▶ **RECORDS SHOWN**
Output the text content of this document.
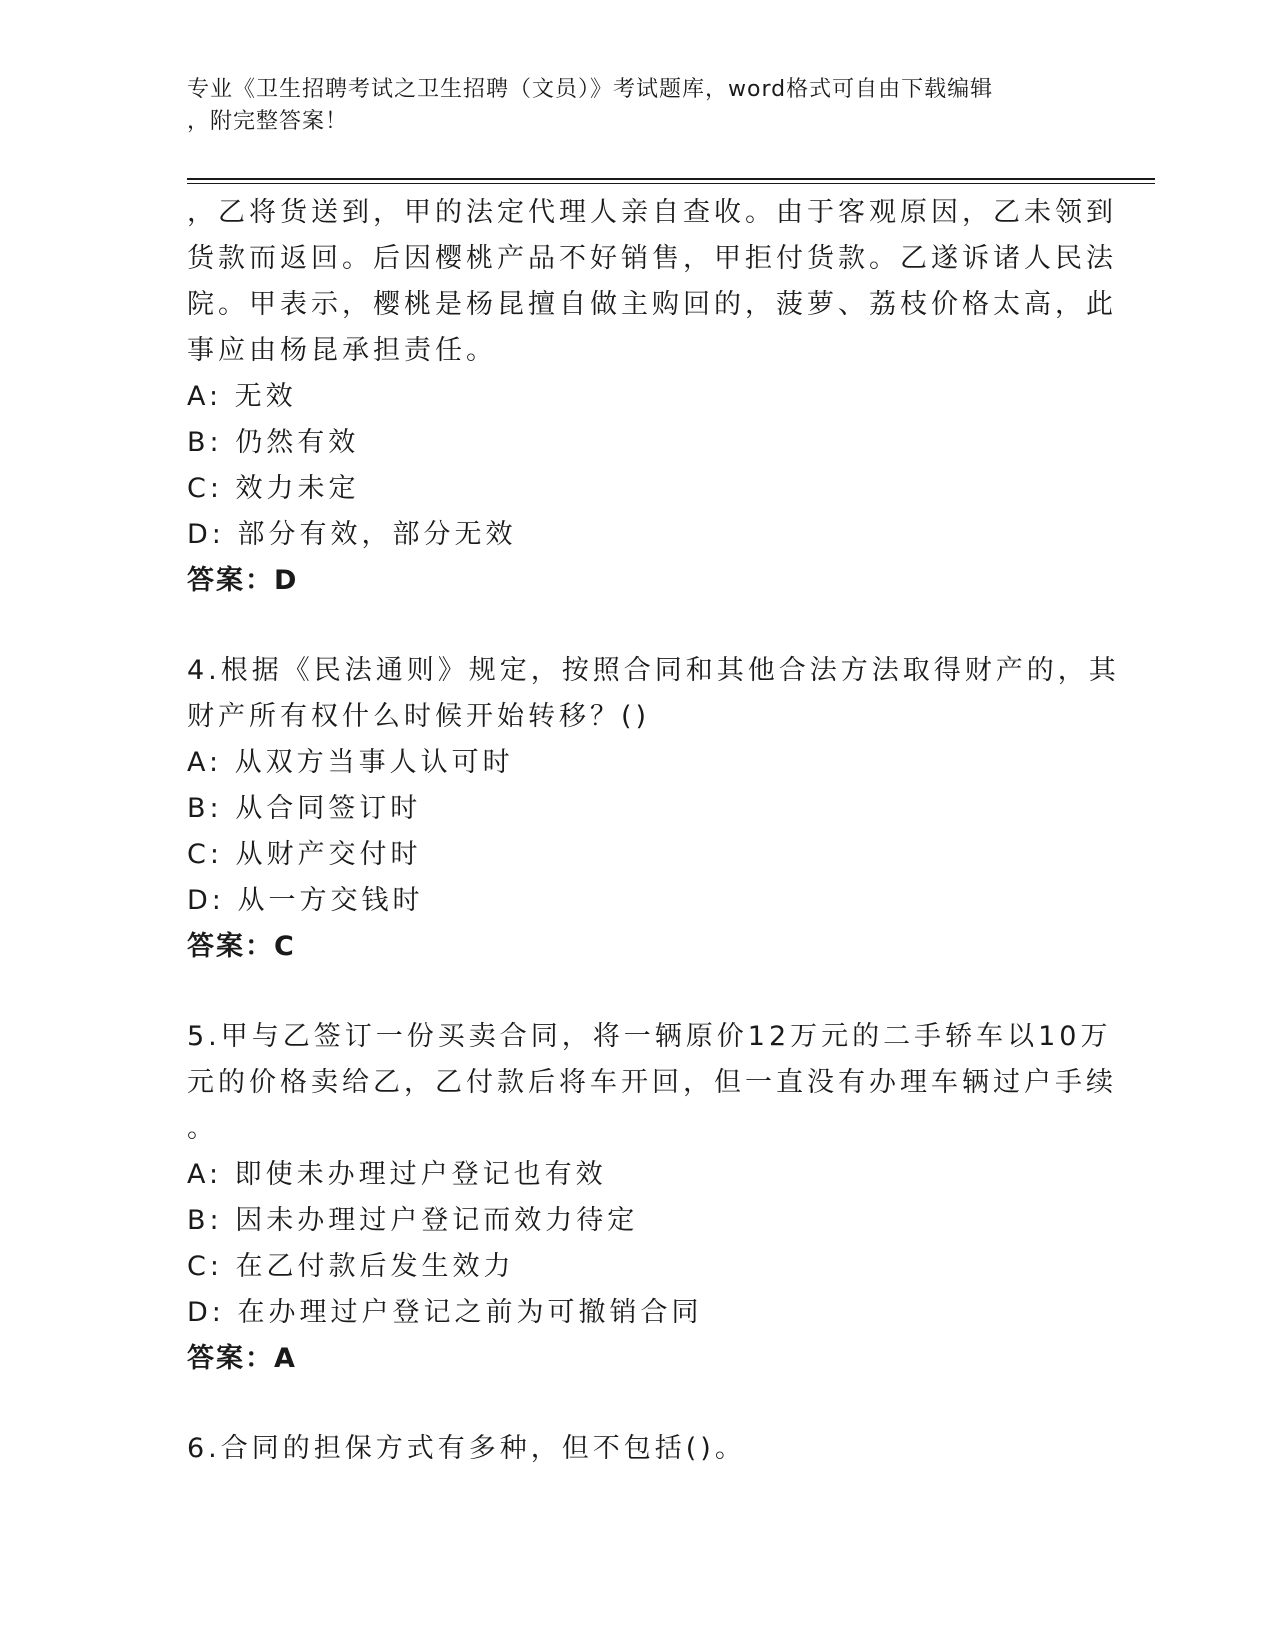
专业《卫生招聘考试之卫生招聘（文员）》考试题库，word格式可自由下载编辑
，附完整答案！
，乙将货送到，甲的法定代理人亲自查收。由于客观原因，乙未领到
货款而返回。后因樱桃产品不好销售，甲拒付货款。乙遂诉诸人民法
院。甲表示，樱桃是杨昆擅自做主购回的，菠萝、荔枝价格太高，此
事应由杨昆承担责任。
A: 无效
B: 仍然有效
C: 效力未定
D: 部分有效，部分无效
答案：D
4.根据《民法通则》规定，按照合同和其他合法方法取得财产的，其
财产所有权什么时候开始转移？()
A: 从双方当事人认可时
B: 从合同签订时
C: 从财产交付时
D: 从一方交钱时
答案：C
5.甲与乙签订一份买卖合同，将一辆原价12万元的二手轿车以10万
元的价格卖给乙，乙付款后将车开回，但一直没有办理车辆过户手续
。
A: 即使未办理过户登记也有效
B: 因未办理过户登记而效力待定
C: 在乙付款后发生效力
D: 在办理过户登记之前为可撤销合同
答案：A
6.合同的担保方式有多种，但不包括()。
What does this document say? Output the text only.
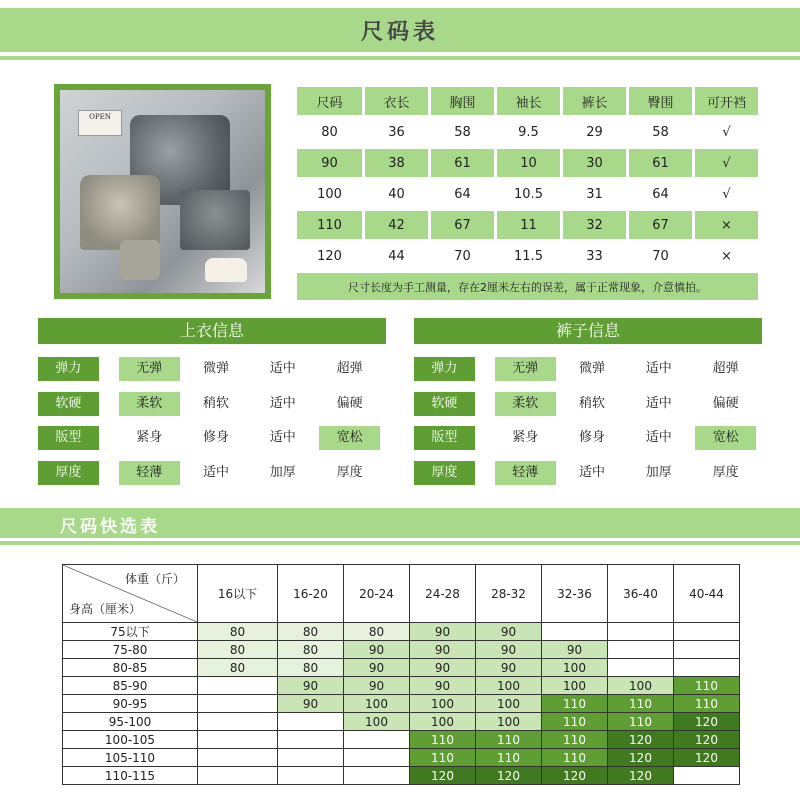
尺码表
OPEN
尺码	衣长	胸围	袖长	裤长	臀围	可开裆
80	36	58	9.5	29	58	√
90	38	61	10	30	61	√
100	40	64	10.5	31	64	√
110	42	67	11	32	67	×
120	44	70	11.5	33	70	×
尺寸长度为手工测量，存在2厘米左右的误差，属于正常现象，介意慎拍。						
上衣信息	裤子信息
弹力	无弹	微弹	适中	超弹
软硬	柔软	稍软	适中	偏硬
版型	紧身	修身	适中	宽松
厚度	轻薄	适中	加厚	厚度
弹力	无弹	微弹	适中	超弹
软硬	柔软	稍软	适中	偏硬
版型	紧身	修身	适中	宽松
厚度	轻薄	适中	加厚	厚度
尺码快选表
体重（斤）
身高（厘米）	16以下	16-20	20-24	24-28	28-32	32-36	36-40	40-44
75以下	80	80	80	90	90			
75-80	80	80	90	90	90	90		
80-85	80	80	90	90	90	100		
85-90		90	90	90	100	100	100	110
90-95		90	100	100	100	110	110	110
95-100			100	100	100	110	110	120
100-105				110	110	110	120	120
105-110				110	110	110	120	120
110-115				120	120	120	120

▶ **WRITTEN REQUEST**
Return the listing above in full and without alteration, excluding its pictures.

▶ **RESPONSE**
Output the text content of this document.
专业《卫生招聘考试之卫生招聘（文员）》考试题库，word格式可自由下载编辑
，附完整答案！
，乙将货送到，甲的法定代理人亲自查收。由于客观原因，乙未领到
货款而返回。后因樱桃产品不好销售，甲拒付货款。乙遂诉诸人民法
院。甲表示，樱桃是杨昆擅自做主购回的，菠萝、荔枝价格太高，此
事应由杨昆承担责任。
A: 无效
B: 仍然有效
C: 效力未定
D: 部分有效，部分无效
答案：D
4.根据《民法通则》规定，按照合同和其他合法方法取得财产的，其
财产所有权什么时候开始转移？()
A: 从双方当事人认可时
B: 从合同签订时
C: 从财产交付时
D: 从一方交钱时
答案：C
5.甲与乙签订一份买卖合同，将一辆原价12万元的二手轿车以10万
元的价格卖给乙，乙付款后将车开回，但一直没有办理车辆过户手续
。
A: 即使未办理过户登记也有效
B: 因未办理过户登记而效力待定
C: 在乙付款后发生效力
D: 在办理过户登记之前为可撤销合同
答案：A
6.合同的担保方式有多种，但不包括()。
What does this document say? Output the text only.
尺码表
OPEN
尺码	衣长	胸围	袖长	裤长	臀围	可开裆
80	36	58	9.5	29	58	√
90	38	61	10	30	61	√
100	40	64	10.5	31	64	√
110	42	67	11	32	67	×
120	44	70	11.5	33	70	×
尺寸长度为手工测量，存在2厘米左右的误差，属于正常现象，介意慎拍。						
上衣信息	裤子信息
弹力	无弹	微弹	适中	超弹
软硬	柔软	稍软	适中	偏硬
版型	紧身	修身	适中	宽松
厚度	轻薄	适中	加厚	厚度
弹力	无弹	微弹	适中	超弹
软硬	柔软	稍软	适中	偏硬
版型	紧身	修身	适中	宽松
厚度	轻薄	适中	加厚	厚度
尺码快选表
体重（斤）
身高（厘米）	16以下	16-20	20-24	24-28	28-32	32-36	36-40	40-44
75以下	80	80	80	90	90			
75-80	80	80	90	90	90	90		
80-85	80	80	90	90	90	100		
85-90		90	90	90	100	100	100	110
90-95		90	100	100	100	110	110	110
95-100			100	100	100	110	110	120
100-105				110	110	110	120	120
105-110				110	110	110	120	120
110-115				120	120	120	120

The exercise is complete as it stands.